## Instructions to follow:
Copy each line where the word "type" occurs.

## Excerpted records:
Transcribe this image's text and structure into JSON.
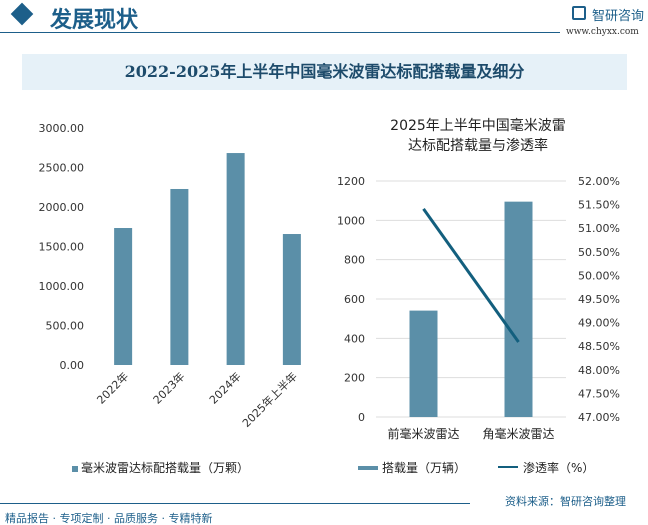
{
  "header": {
    "section_title": "发展现状",
    "logo_text": "智研咨询",
    "logo_url": "www.chyxx.com"
  },
  "title": "2022-2025年上半年中国毫米波雷达标配搭载量及细分",
  "chart_data": [
    {
      "type": "bar",
      "title": "",
      "categories": [
        "2022年",
        "2023年",
        "2024年",
        "2025年上半年"
      ],
      "values": [
        1734,
        2228,
        2683,
        1658
      ],
      "ylim": [
        0,
        3000
      ],
      "yticks": [
        "0.00",
        "500.00",
        "1000.00",
        "1500.00",
        "2000.00",
        "2500.00",
        "3000.00"
      ],
      "legend": "毫米波雷达标配搭载量（万颗）",
      "color": "#5b8fa8"
    },
    {
      "type": "bar+line",
      "title": "2025年上半年中国毫米波雷达标配搭载量与渗透率",
      "title_lines": [
        "2025年上半年中国毫米波雷",
        "达标配搭载量与渗透率"
      ],
      "categories": [
        "前毫米波雷达",
        "角毫米波雷达"
      ],
      "series": [
        {
          "name": "搭载量（万辆）",
          "type": "bar",
          "values": [
            541,
            1095
          ],
          "color": "#5b8fa8"
        },
        {
          "name": "渗透率（%）",
          "type": "line",
          "values": [
            51.41,
            48.59
          ],
          "color": "#135f7e"
        }
      ],
      "ylim": [
        0,
        1200
      ],
      "y2lim": [
        47,
        52
      ],
      "yticks": [
        "0",
        "200",
        "400",
        "600",
        "800",
        "1000",
        "1200"
      ],
      "y2ticks": [
        "47.00%",
        "47.50%",
        "48.00%",
        "48.50%",
        "49.00%",
        "49.50%",
        "50.00%",
        "50.50%",
        "51.00%",
        "51.50%",
        "52.00%"
      ]
    }
  ],
  "footer": {
    "source": "资料来源：智研咨询整理",
    "tagline": "精品报告 · 专项定制 · 品质服务 · 专精特新"
  }
}
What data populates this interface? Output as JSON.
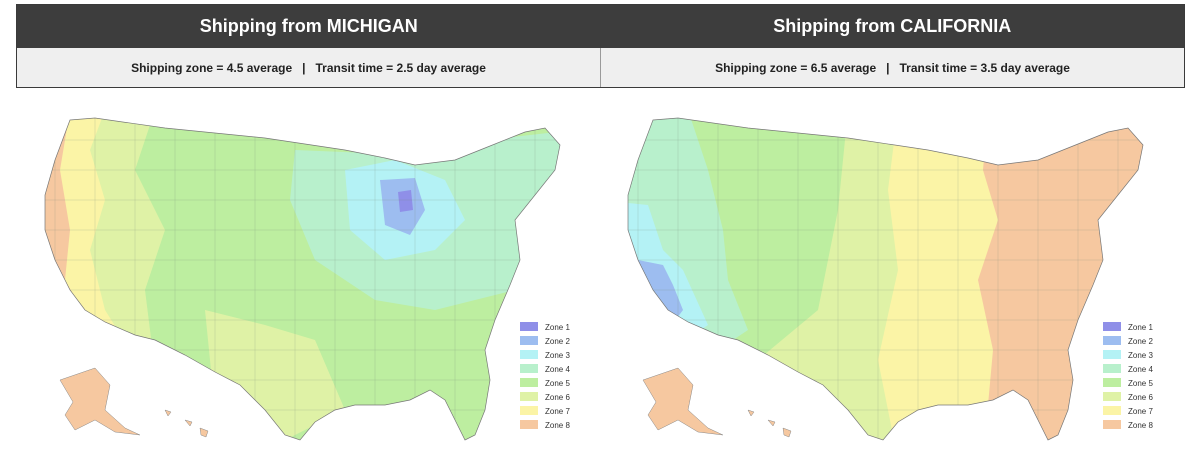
{
  "panels": [
    {
      "title": "Shipping from MICHIGAN",
      "summary": "Shipping zone = 4.5 average   |   Transit time = 2.5 day average"
    },
    {
      "title": "Shipping from CALIFORNIA",
      "summary": "Shipping zone = 6.5 average   |   Transit time = 3.5 day average"
    }
  ],
  "legend": [
    {
      "label": "Zone 1",
      "color": "#8f8fe8"
    },
    {
      "label": "Zone 2",
      "color": "#9dbdf0"
    },
    {
      "label": "Zone 3",
      "color": "#b4f2f5"
    },
    {
      "label": "Zone 4",
      "color": "#b8f0cc"
    },
    {
      "label": "Zone 5",
      "color": "#bdeea0"
    },
    {
      "label": "Zone 6",
      "color": "#dff2a6"
    },
    {
      "label": "Zone 7",
      "color": "#fbf4a6"
    },
    {
      "label": "Zone 8",
      "color": "#f6c8a0"
    }
  ]
}
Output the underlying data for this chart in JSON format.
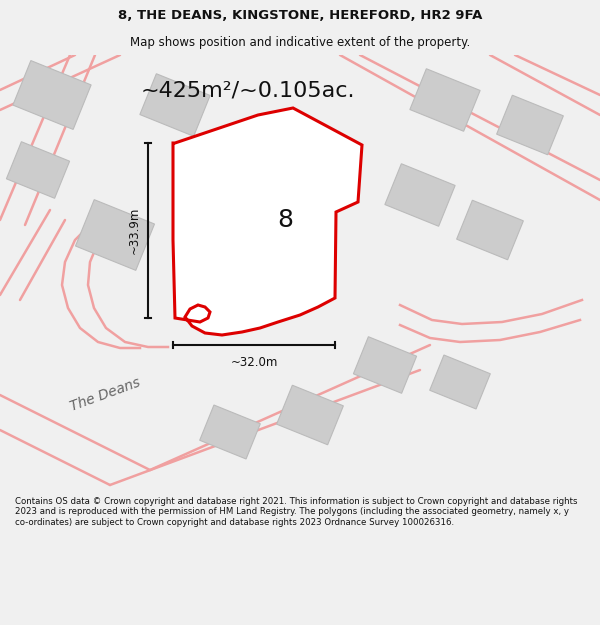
{
  "title": "8, THE DEANS, KINGSTONE, HEREFORD, HR2 9FA",
  "subtitle": "Map shows position and indicative extent of the property.",
  "area_label": "~425m²/~0.105ac.",
  "number_label": "8",
  "dim_vertical": "~33.9m",
  "dim_horizontal": "~32.0m",
  "road_label": "The Deans",
  "footer": "Contains OS data © Crown copyright and database right 2021. This information is subject to Crown copyright and database rights 2023 and is reproduced with the permission of HM Land Registry. The polygons (including the associated geometry, namely x, y co-ordinates) are subject to Crown copyright and database rights 2023 Ordnance Survey 100026316.",
  "bg_color": "#f0f0f0",
  "map_bg": "#f8f8f8",
  "plot_fill": "#ffffff",
  "plot_edge": "#dd0000",
  "road_color": "#f0a0a0",
  "building_fill": "#cccccc",
  "building_edge": "#bbbbbb",
  "dim_color": "#111111",
  "title_color": "#111111",
  "footer_color": "#111111",
  "title_fontsize": 9.5,
  "subtitle_fontsize": 8.5,
  "footer_fontsize": 6.2,
  "area_fontsize": 16,
  "number_fontsize": 18,
  "dim_fontsize": 8.5,
  "road_fontsize": 10
}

## The answer:
      "type": "bar",
      "type": "bar+line",
          "type": "bar",
          "type": "line",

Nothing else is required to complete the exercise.